=== Problem description ===
Select, from the data, each line where "name" occurs.
## begin Records for the task
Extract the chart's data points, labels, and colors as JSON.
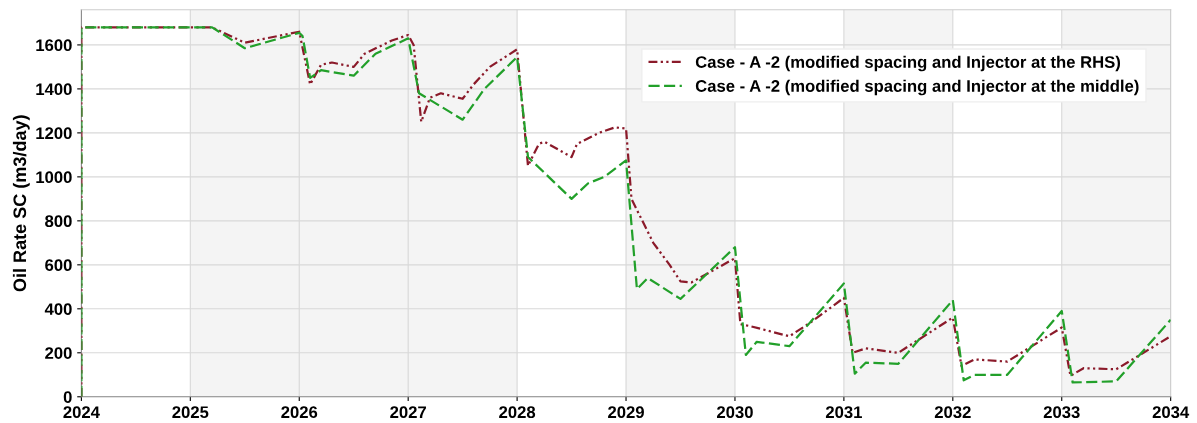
{
  "chart_data": {
    "type": "line",
    "ylabel": "Oil Rate SC (m3/day)",
    "xlim": [
      2024,
      2034
    ],
    "ylim": [
      0,
      1760
    ],
    "xticks": [
      2024,
      2025,
      2026,
      2027,
      2028,
      2029,
      2030,
      2031,
      2032,
      2033,
      2034
    ],
    "yticks": [
      0,
      200,
      400,
      600,
      800,
      1000,
      1200,
      1400,
      1600
    ],
    "grid": true,
    "legend": "top right",
    "bands": [
      {
        "axis": "x",
        "from": 2025,
        "to": 2028,
        "color": "#f4f4f4"
      },
      {
        "axis": "x",
        "from": 2029,
        "to": 2030,
        "color": "#f4f4f4"
      },
      {
        "axis": "x",
        "from": 2031,
        "to": 2032,
        "color": "#f4f4f4"
      },
      {
        "axis": "x",
        "from": 2033,
        "to": 2034,
        "color": "#f4f4f4"
      }
    ],
    "series": [
      {
        "name": "Case - A -2 (modified spacing and Injector at the RHS)",
        "color": "#8b1a2a",
        "line_style": "dashdot",
        "x": [
          2024,
          2024,
          2025.2,
          2025.5,
          2026.0,
          2026.1,
          2026.2,
          2026.3,
          2026.5,
          2026.6,
          2026.85,
          2027.0,
          2027.05,
          2027.12,
          2027.2,
          2027.3,
          2027.5,
          2027.6,
          2027.75,
          2028.0,
          2028.1,
          2028.2,
          2028.25,
          2028.5,
          2028.55,
          2028.75,
          2028.9,
          2029.0,
          2029.05,
          2029.15,
          2029.25,
          2029.4,
          2029.5,
          2029.6,
          2030.0,
          2030.05,
          2030.15,
          2030.5,
          2030.7,
          2031.0,
          2031.08,
          2031.2,
          2031.5,
          2032.0,
          2032.08,
          2032.2,
          2032.5,
          2033.0,
          2033.08,
          2033.2,
          2033.5,
          2034.0
        ],
        "values": [
          0,
          1680,
          1680,
          1610,
          1660,
          1420,
          1510,
          1520,
          1500,
          1560,
          1620,
          1645,
          1600,
          1250,
          1360,
          1380,
          1355,
          1420,
          1500,
          1580,
          1050,
          1150,
          1160,
          1090,
          1150,
          1200,
          1225,
          1220,
          900,
          800,
          700,
          600,
          525,
          520,
          630,
          330,
          320,
          275,
          340,
          450,
          200,
          220,
          200,
          360,
          140,
          170,
          160,
          315,
          95,
          130,
          125,
          275
        ]
      },
      {
        "name": "Case - A -2 (modified spacing and Injector at the middle)",
        "color": "#22a02a",
        "line_style": "dashed",
        "x": [
          2024,
          2024,
          2025.2,
          2025.5,
          2026.0,
          2026.03,
          2026.1,
          2026.2,
          2026.5,
          2026.7,
          2027.0,
          2027.1,
          2027.5,
          2027.7,
          2028.0,
          2028.1,
          2028.5,
          2028.65,
          2028.8,
          2029.0,
          2029.1,
          2029.2,
          2029.5,
          2030.0,
          2030.1,
          2030.2,
          2030.5,
          2031.0,
          2031.1,
          2031.2,
          2031.5,
          2032.0,
          2032.1,
          2032.2,
          2032.5,
          2033.0,
          2033.1,
          2033.5,
          2034.0
        ],
        "values": [
          0,
          1680,
          1680,
          1585,
          1655,
          1640,
          1450,
          1485,
          1460,
          1560,
          1630,
          1380,
          1260,
          1400,
          1545,
          1090,
          900,
          970,
          1000,
          1075,
          490,
          540,
          445,
          680,
          190,
          250,
          230,
          515,
          105,
          155,
          150,
          440,
          75,
          100,
          100,
          390,
          65,
          70,
          350
        ]
      }
    ]
  }
}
## end Records for the task
=== Final result ===
        "name": "Case - A -2 (modified spacing and Injector at the RHS)",
        "name": "Case - A -2 (modified spacing and Injector at the middle)",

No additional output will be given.